Single by Ninja Sex Party

from the album Cool Patrol
- Released: October 18, 2016
- Studio: Various Palmquist Studios; (Los Angeles, California); Santa Monica Recordings; (Santa Monica, California);
- Genre: Comedy rock;
- Length: 3:16
- Label: Self-released
- Songwriters: Dan Avidan; Brian Wecht;
- Producer: Jim Roach

Ninja Sex Party singles chronology
| "Road Trip" (2015) | "Cool Patrol" (2016) | "Eating Food in the Shower" (2017) |

= Cool Patrol (song) =

"Cool Patrol" is a song by American musical comedy duo Ninja Sex Party. It was released as a single along with a music video on October 18, 2016, and is the first single from their sixth studio album, released on August 17, 2018.

Written by band members Dan Avidan and Brian Wecht, the song tells the story of Danny Sexbang and Ninja Brian, who, calling themselves the "Cool Patrol", help a bullied high-schooler become tougher and cooler. It is the band's first release with producer Jim Roach, and their first original song to feature TWRP as backup band. The music video features YouTube personality Jacksepticeye as the bullied kid; he also provides minor spoken parts in the song.

The song reached #1 on the iTunes Comedy chart.

----------------

### Written exercise a
Transcribe the part of the song article that opens with the words "Written by band" and closes with "iTunes Comedy chart.".
The song article and the records that come next are unrelated material.

----------------

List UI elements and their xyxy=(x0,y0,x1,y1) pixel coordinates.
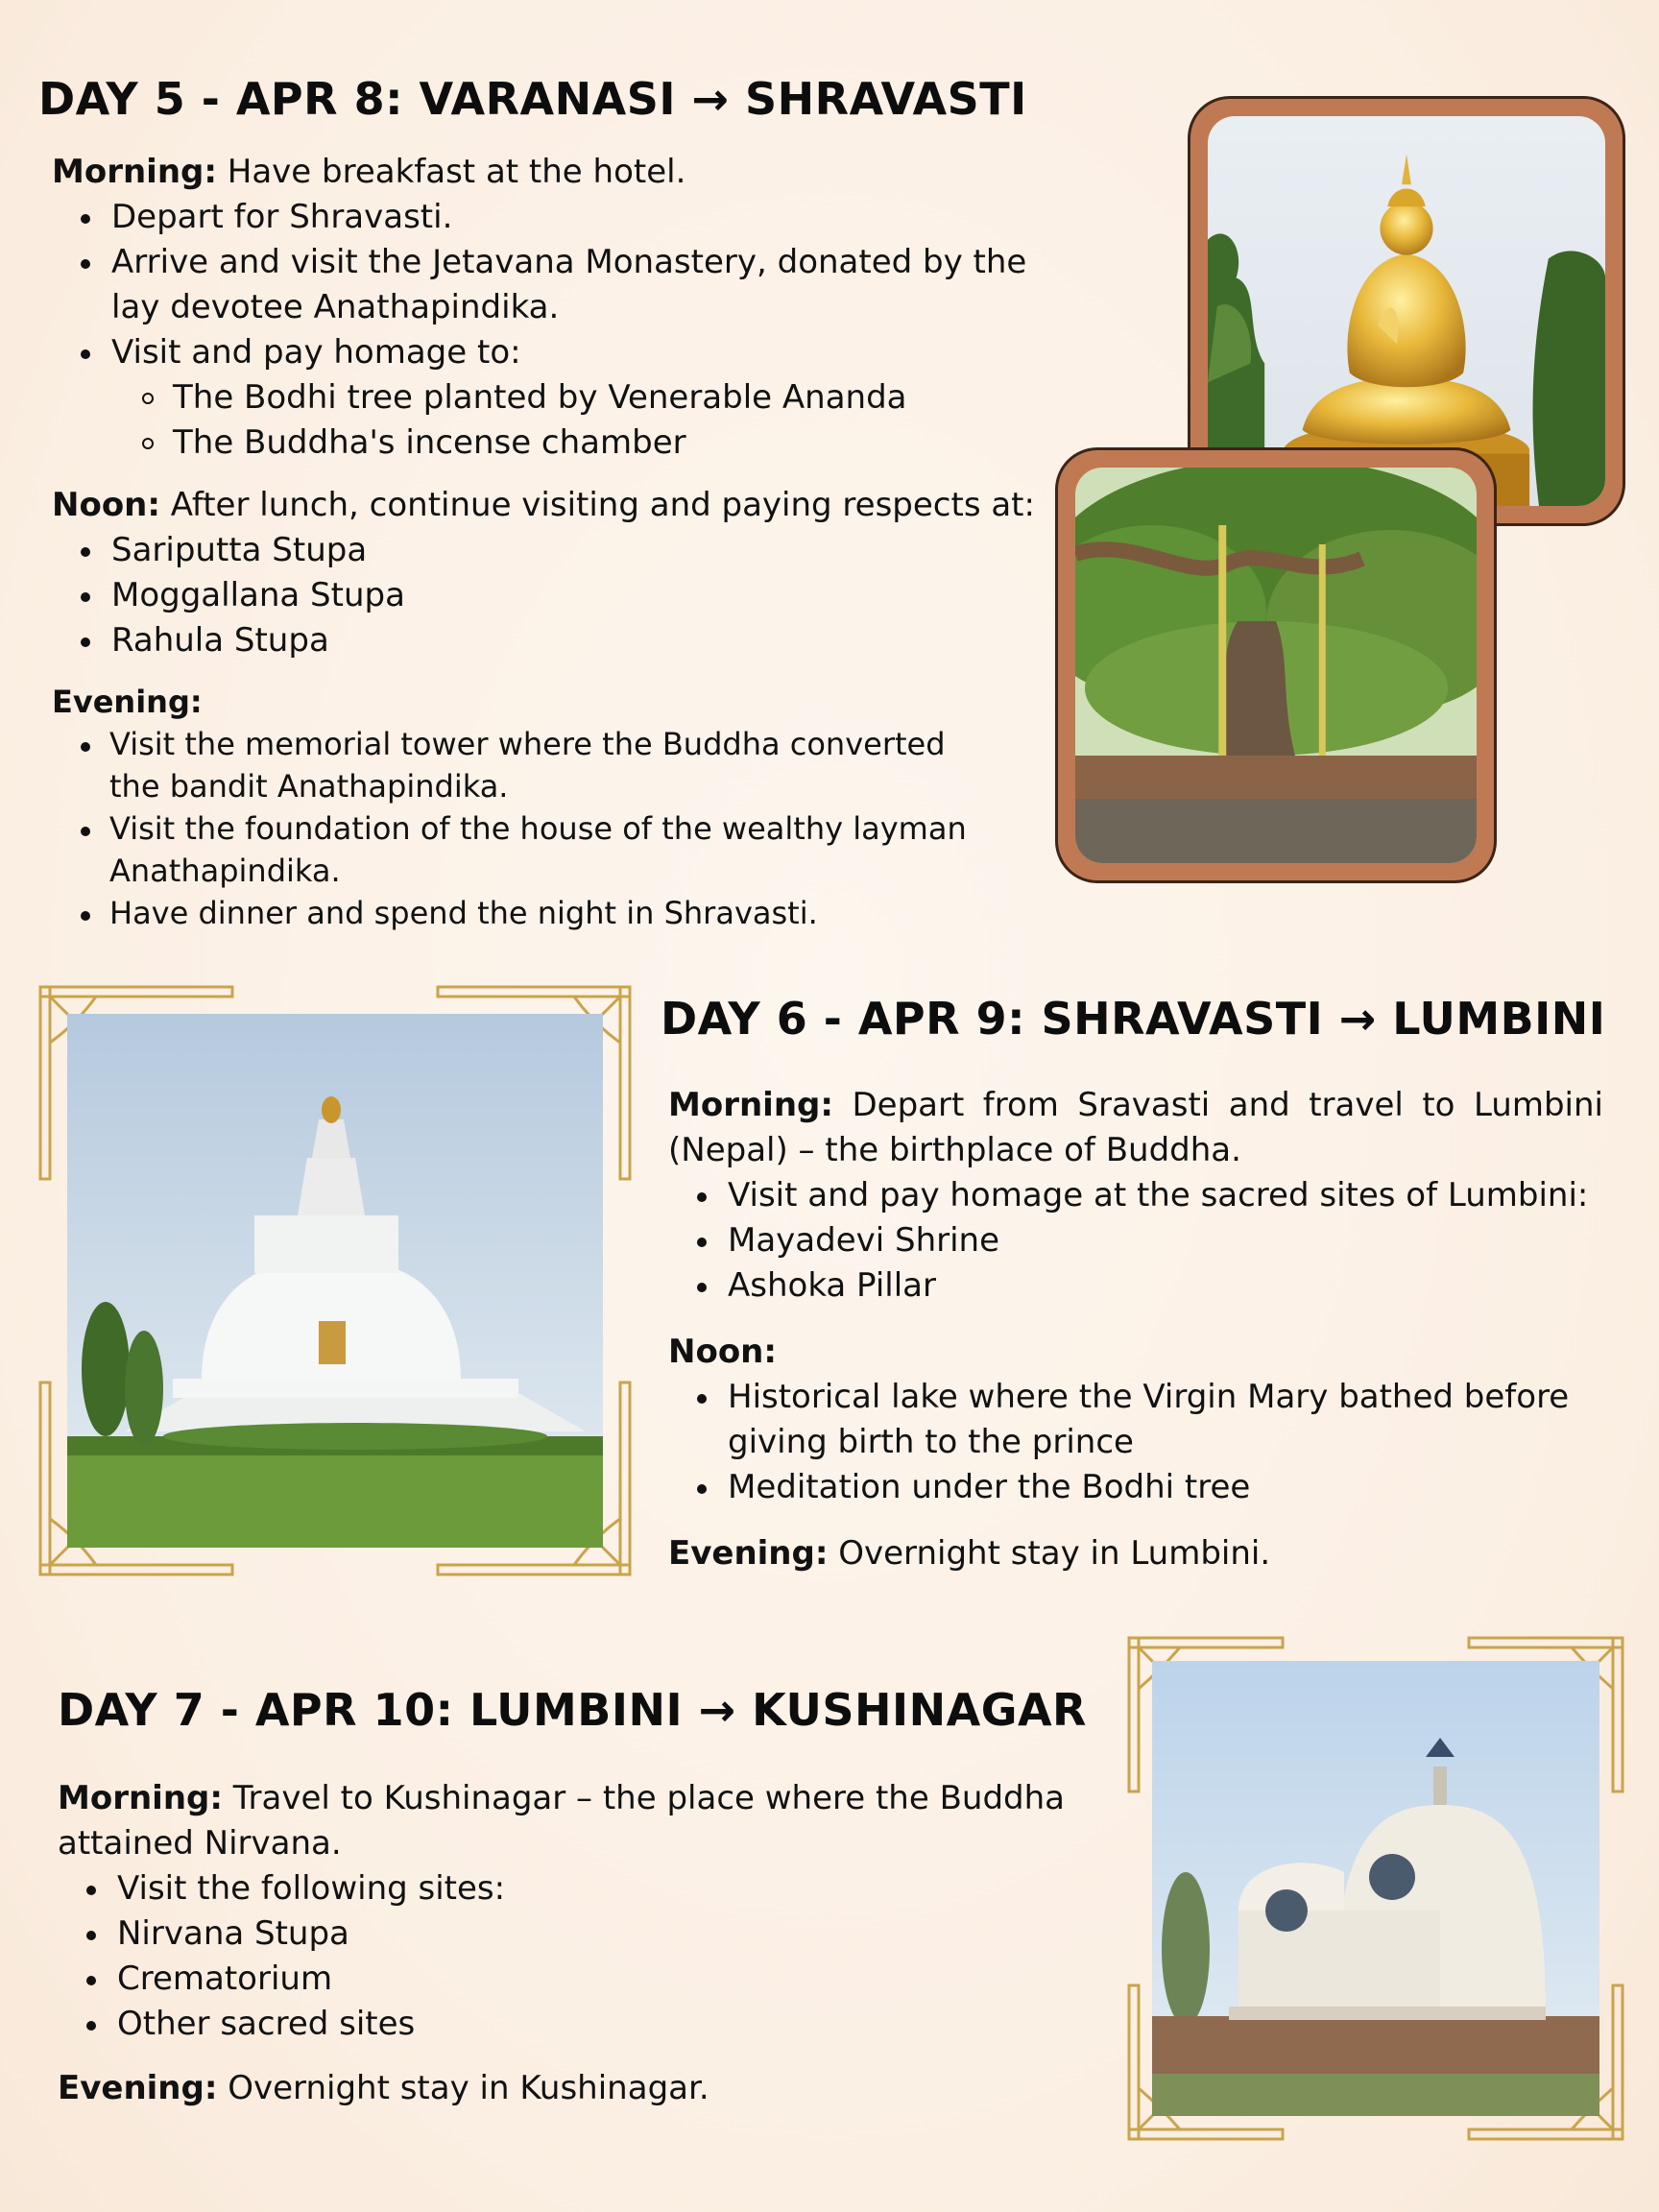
list-item: Visit the memorial tower where the Buddha converted the bandit Anathapindika. xyxy=(52,723,1070,807)
day6-evening xyxy=(668,1531,1603,1576)
day7-content xyxy=(58,1776,1094,2111)
noon-label: Noon: xyxy=(668,1333,777,1371)
sub-list-item: The Buddha's incense chamber xyxy=(52,421,1070,466)
nirvana-stupa-image xyxy=(1152,1661,1599,2116)
evening-text: Overnight stay in Kushinagar. xyxy=(217,2069,709,2107)
list-item: Visit the following sites: xyxy=(58,1866,1094,1911)
list-item: Visit and pay homage to: xyxy=(52,330,1070,375)
day5-content xyxy=(52,150,1070,934)
day7-morning xyxy=(58,1776,1094,1866)
evening-label: Evening: xyxy=(58,2069,218,2107)
list-item: Arrive and visit the Jetavana Monastery, donated by the lay devotee Anathapindika. xyxy=(52,240,1070,330)
peace-stupa-photo-frame xyxy=(38,985,632,1576)
evening-label: Evening: xyxy=(668,1534,829,1573)
evening-label: Evening: xyxy=(52,684,203,720)
morning-text: Depart from Sravasti and travel to Lumbini (Nepal) – the birthplace of Buddha. xyxy=(668,1086,1603,1169)
list-item: Nirvana Stupa xyxy=(58,1911,1094,1957)
list-item: Other sacred sites xyxy=(58,2002,1094,2047)
nirvana-stupa-photo-frame xyxy=(1127,1636,1624,2141)
bodhi-tree-photo-frame xyxy=(1055,447,1497,883)
day6-morning xyxy=(668,1083,1603,1173)
list-item: Sariputta Stupa xyxy=(52,528,1070,573)
morning-label: Morning: xyxy=(668,1086,833,1124)
day7-evening xyxy=(58,2066,1094,2111)
list-item: Crematorium xyxy=(58,1957,1094,2002)
day6-noon xyxy=(668,1330,1603,1375)
day5-morning xyxy=(52,150,1070,195)
noon-text: After lunch, continue visiting and paying respects at: xyxy=(159,486,1035,524)
list-item: Moggallana Stupa xyxy=(52,573,1070,618)
bodhi-tree-image xyxy=(1075,468,1477,863)
morning-label: Morning: xyxy=(58,1779,223,1817)
day6-content xyxy=(668,1083,1603,1576)
sub-list-item: The Bodhi tree planted by Venerable Ananda xyxy=(52,375,1070,421)
list-item: Rahula Stupa xyxy=(52,618,1070,663)
day5-noon xyxy=(52,483,1070,528)
white-peace-stupa-image xyxy=(67,1014,603,1548)
day6-title: DAY 6 - APR 9: SHRAVASTI → LUMBINI xyxy=(661,993,1606,1045)
noon-label: Noon: xyxy=(52,486,160,524)
day5-evening xyxy=(52,681,1070,723)
morning-text: Have breakfast at the hotel. xyxy=(216,153,686,191)
day7-title: DAY 7 - APR 10: LUMBINI → KUSHINAGAR xyxy=(58,1684,1087,1736)
evening-text: Overnight stay in Lumbini. xyxy=(828,1534,1271,1573)
list-item: Have dinner and spend the night in Shravasti. xyxy=(52,892,1070,934)
list-item: Mayadevi Shrine xyxy=(668,1218,1603,1263)
list-item: Visit and pay homage at the sacred sites of Lumbini: xyxy=(668,1173,1603,1218)
day5-title: DAY 5 - APR 8: VARANASI → SHRAVASTI xyxy=(38,73,1027,125)
list-item: Meditation under the Bodhi tree xyxy=(668,1465,1603,1510)
morning-text: Travel to Kushinagar – the place where the Buddha attained Nirvana. xyxy=(58,1779,1065,1863)
list-item: Depart for Shravasti. xyxy=(52,195,1070,240)
morning-label: Morning: xyxy=(52,153,217,191)
list-item: Visit the foundation of the house of the wealthy layman Anathapindika. xyxy=(52,807,1070,892)
list-item: Historical lake where the Virgin Mary bathed before giving birth to the prince xyxy=(668,1375,1603,1465)
list-item: Ashoka Pillar xyxy=(668,1263,1603,1309)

----------------

### Written exercise b
Repeat word for word the lines of the records above that run from the line containing "list-item: Visit the memorial" through the line containing "nirvana-stupa-image xyxy=(1152,1661,1599,2116)", with both of those lines included.

### Written solution a
Written by band members Dan Avidan and Brian Wecht, the song tells the story of Danny Sexbang and Ninja Brian, who, calling themselves the "Cool Patrol", help a bullied high-schooler become tougher and cooler. It is the band's first release with producer Jim Roach, and their first original song to feature TWRP as backup band. The music video features YouTube personality Jacksepticeye as the bullied kid; he also provides minor spoken parts in the song.

The song reached #1 on the iTunes Comedy chart.

### Written solution b
list-item: Visit the memorial tower where the Buddha converted the bandit Anathapindika. xyxy=(52,723,1070,807)
day6-evening xyxy=(668,1531,1603,1576)
day7-content xyxy=(58,1776,1094,2111)
noon-label: Noon: xyxy=(668,1333,777,1371)
sub-list-item: The Buddha's incense chamber xyxy=(52,421,1070,466)
nirvana-stupa-image xyxy=(1152,1661,1599,2116)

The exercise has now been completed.